Figure data in JSON
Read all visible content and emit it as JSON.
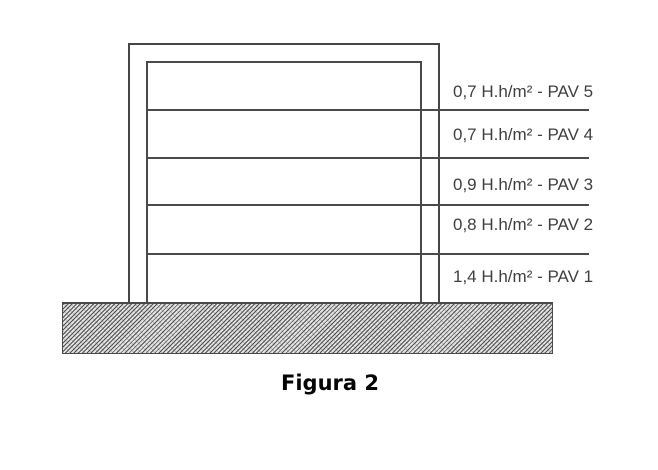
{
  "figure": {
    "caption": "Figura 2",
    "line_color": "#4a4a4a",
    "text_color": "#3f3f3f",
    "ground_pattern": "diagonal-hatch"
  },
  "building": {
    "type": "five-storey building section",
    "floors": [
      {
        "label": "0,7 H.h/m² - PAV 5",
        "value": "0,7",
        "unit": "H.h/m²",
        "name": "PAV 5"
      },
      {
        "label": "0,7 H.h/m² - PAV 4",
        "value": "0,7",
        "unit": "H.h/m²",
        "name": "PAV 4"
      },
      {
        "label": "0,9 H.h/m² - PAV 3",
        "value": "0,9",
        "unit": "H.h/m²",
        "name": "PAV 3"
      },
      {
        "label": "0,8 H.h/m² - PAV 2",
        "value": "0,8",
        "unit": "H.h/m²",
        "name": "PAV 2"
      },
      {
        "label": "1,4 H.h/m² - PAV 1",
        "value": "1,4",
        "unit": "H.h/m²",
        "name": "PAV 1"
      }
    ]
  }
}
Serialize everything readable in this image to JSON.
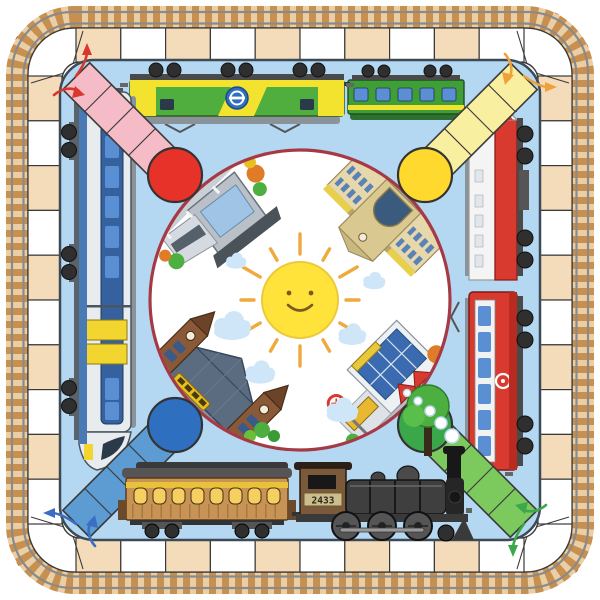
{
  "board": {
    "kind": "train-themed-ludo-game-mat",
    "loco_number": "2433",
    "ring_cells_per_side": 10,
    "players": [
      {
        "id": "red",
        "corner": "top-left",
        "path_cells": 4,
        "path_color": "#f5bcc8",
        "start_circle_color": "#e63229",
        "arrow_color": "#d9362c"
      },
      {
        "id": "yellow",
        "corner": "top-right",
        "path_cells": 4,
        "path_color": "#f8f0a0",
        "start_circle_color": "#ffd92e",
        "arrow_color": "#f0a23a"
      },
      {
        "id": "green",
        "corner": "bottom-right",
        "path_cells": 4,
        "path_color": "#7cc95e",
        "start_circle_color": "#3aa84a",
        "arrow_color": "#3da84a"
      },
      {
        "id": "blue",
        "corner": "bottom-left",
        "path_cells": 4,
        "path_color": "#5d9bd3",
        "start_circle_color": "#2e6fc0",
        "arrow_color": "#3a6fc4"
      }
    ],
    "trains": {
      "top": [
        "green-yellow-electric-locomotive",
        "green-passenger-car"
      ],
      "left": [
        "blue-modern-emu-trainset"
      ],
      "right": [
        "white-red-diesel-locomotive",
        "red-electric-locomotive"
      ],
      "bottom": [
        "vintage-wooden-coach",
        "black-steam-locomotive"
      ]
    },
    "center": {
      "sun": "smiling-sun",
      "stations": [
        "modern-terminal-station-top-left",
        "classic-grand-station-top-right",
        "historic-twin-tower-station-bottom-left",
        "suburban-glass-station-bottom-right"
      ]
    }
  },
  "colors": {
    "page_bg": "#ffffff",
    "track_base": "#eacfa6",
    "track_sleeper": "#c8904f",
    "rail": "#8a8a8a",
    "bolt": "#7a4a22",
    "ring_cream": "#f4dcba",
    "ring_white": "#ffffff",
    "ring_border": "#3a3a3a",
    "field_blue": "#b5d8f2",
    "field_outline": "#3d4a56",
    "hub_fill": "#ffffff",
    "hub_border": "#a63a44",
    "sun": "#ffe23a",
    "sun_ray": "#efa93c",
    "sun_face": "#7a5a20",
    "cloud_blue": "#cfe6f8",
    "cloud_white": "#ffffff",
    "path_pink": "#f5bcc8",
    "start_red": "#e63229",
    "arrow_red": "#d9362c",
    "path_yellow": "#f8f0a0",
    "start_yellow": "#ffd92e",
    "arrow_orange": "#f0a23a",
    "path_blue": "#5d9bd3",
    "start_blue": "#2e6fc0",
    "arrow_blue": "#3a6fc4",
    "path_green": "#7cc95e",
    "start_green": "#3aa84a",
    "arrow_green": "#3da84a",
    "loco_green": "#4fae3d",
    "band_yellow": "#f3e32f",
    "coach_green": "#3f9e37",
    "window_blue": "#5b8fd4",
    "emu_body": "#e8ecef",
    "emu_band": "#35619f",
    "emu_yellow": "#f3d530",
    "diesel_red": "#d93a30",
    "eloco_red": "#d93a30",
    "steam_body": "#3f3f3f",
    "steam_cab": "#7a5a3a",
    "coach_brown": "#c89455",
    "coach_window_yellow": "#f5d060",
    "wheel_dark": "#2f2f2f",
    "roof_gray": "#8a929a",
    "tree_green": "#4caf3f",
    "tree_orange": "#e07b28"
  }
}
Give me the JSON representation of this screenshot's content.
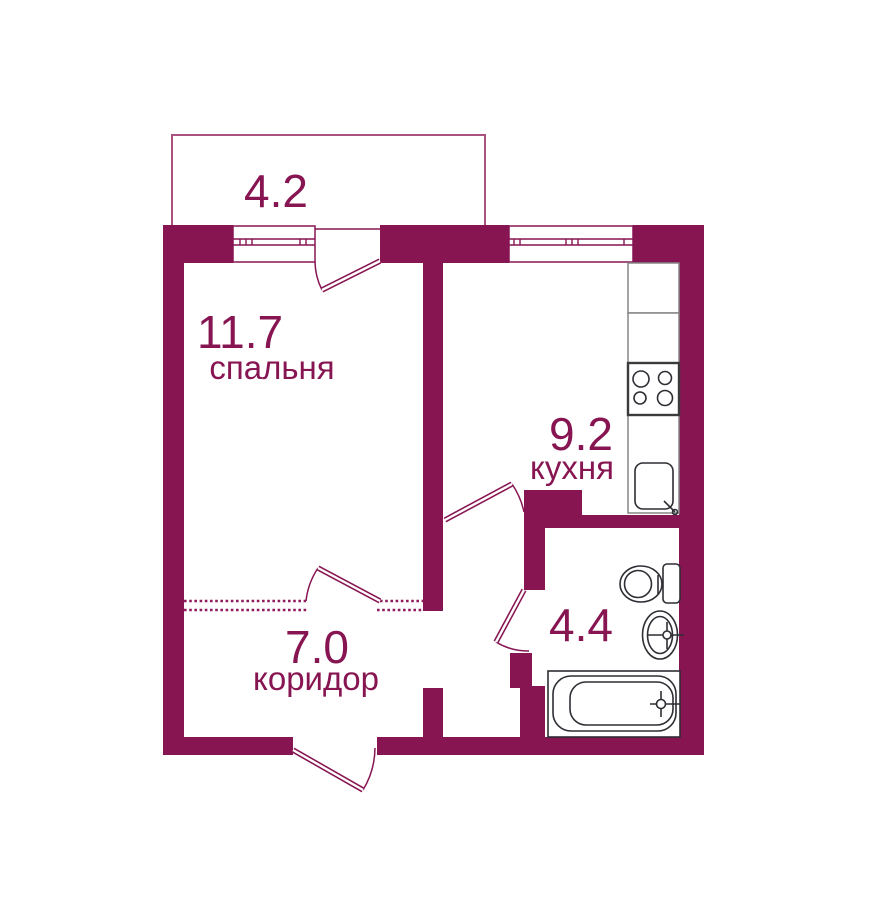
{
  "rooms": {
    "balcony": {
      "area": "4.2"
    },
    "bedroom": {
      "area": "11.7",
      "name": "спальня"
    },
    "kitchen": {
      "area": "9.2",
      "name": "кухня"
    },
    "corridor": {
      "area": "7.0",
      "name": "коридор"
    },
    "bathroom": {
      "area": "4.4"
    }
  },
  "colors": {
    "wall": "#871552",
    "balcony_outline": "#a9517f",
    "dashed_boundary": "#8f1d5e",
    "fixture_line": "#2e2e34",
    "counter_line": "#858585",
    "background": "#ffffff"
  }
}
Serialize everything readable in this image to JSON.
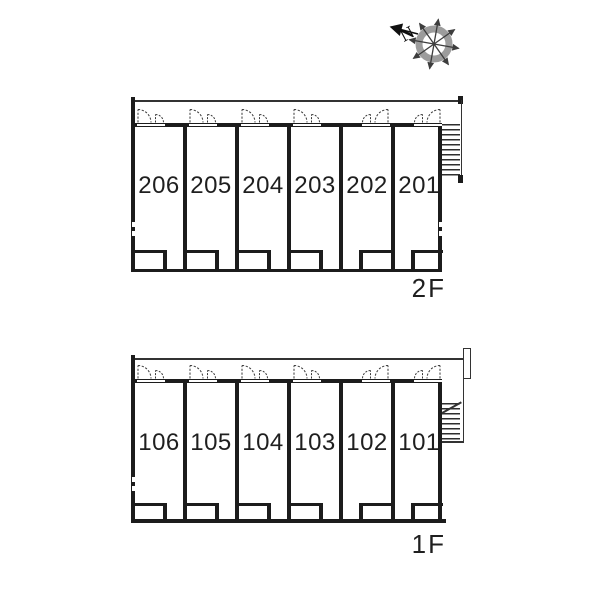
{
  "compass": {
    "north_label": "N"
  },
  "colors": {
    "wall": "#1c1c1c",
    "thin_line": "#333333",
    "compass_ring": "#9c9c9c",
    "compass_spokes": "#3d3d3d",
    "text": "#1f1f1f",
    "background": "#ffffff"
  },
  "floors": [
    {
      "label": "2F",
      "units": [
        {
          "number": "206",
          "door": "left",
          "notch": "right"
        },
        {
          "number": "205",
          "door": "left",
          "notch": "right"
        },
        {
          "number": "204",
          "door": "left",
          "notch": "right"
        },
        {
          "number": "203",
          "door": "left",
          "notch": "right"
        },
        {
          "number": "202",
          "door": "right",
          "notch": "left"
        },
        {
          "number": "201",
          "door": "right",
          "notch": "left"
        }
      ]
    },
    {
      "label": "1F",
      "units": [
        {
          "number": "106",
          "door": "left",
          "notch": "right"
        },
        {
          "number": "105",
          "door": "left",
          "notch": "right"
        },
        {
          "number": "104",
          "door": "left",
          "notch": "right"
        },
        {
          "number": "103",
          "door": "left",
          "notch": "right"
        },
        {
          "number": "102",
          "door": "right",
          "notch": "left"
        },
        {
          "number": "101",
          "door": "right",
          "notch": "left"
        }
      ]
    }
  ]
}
* * *
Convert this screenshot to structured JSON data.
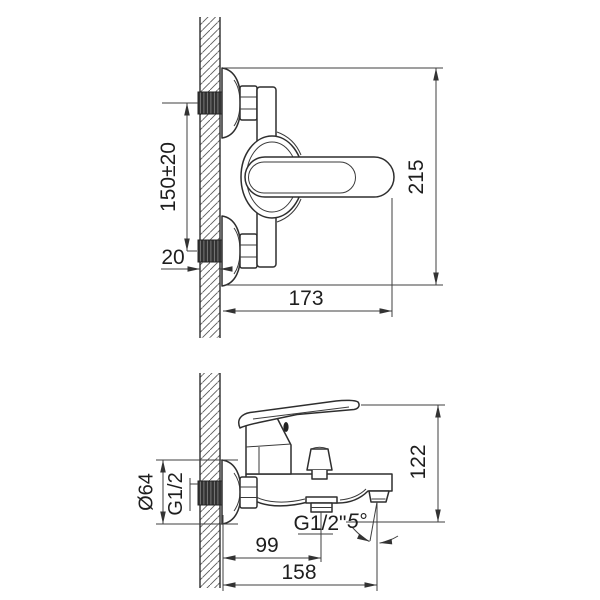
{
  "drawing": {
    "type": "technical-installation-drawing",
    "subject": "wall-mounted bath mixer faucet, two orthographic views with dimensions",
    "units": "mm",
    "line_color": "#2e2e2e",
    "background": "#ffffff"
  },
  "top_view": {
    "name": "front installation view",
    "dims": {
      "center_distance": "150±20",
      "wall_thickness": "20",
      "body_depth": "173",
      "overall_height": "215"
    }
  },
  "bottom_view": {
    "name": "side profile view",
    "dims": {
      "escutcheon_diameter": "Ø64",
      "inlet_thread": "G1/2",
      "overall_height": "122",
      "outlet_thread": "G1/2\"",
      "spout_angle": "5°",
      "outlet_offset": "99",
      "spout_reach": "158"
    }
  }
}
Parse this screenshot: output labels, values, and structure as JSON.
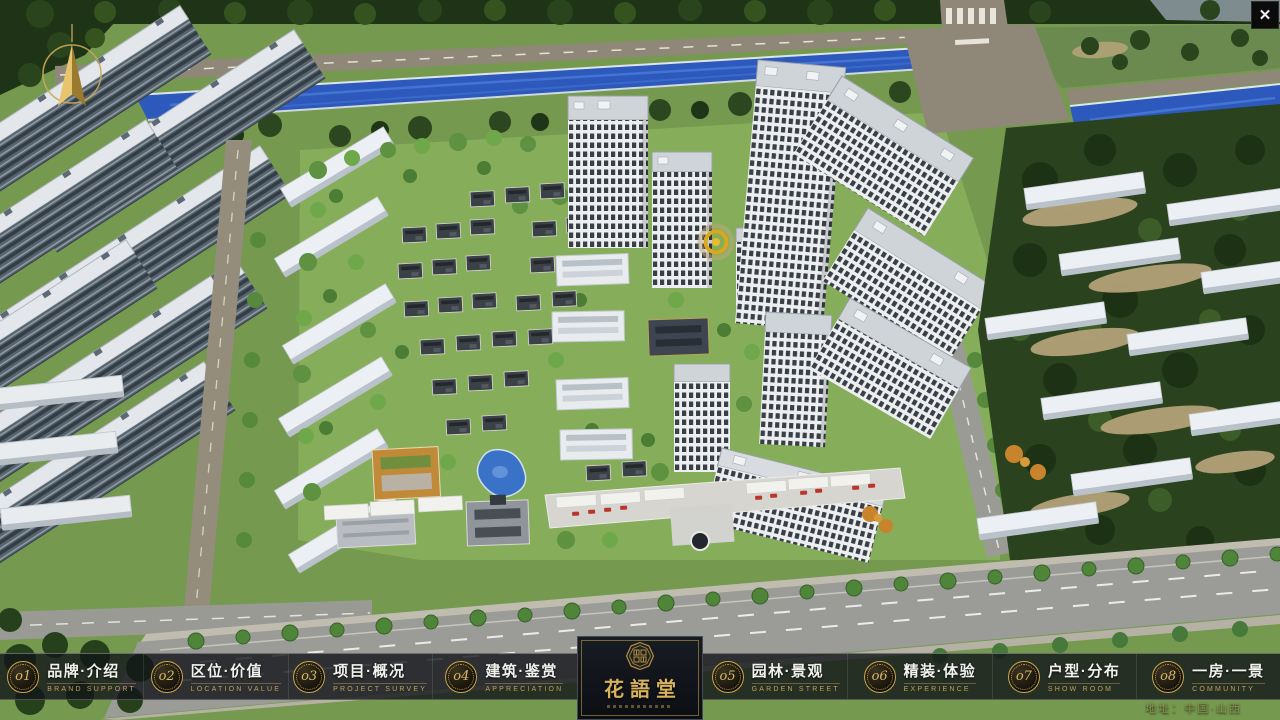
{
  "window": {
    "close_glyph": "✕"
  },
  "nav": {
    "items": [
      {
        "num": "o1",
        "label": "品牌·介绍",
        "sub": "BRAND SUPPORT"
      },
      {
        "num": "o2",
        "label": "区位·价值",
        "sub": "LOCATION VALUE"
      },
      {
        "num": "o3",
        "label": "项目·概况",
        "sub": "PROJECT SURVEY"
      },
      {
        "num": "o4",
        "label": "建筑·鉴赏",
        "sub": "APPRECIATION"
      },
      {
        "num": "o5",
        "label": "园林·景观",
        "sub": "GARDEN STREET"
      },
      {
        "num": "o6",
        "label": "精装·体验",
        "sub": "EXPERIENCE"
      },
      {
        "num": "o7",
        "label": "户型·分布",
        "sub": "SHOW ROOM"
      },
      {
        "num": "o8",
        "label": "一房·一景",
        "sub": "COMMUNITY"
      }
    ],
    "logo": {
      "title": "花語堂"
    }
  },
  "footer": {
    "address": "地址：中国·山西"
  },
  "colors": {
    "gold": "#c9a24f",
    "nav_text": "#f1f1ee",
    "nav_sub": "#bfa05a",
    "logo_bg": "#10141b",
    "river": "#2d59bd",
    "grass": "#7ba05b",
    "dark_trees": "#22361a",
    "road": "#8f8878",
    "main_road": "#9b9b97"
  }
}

**Task description:**
Extract all lines containing the word "corner".

**Problem solution:**
        "corner": "top-left",
        "corner": "top-right",
        "corner": "bottom-right",
        "corner": "bottom-left",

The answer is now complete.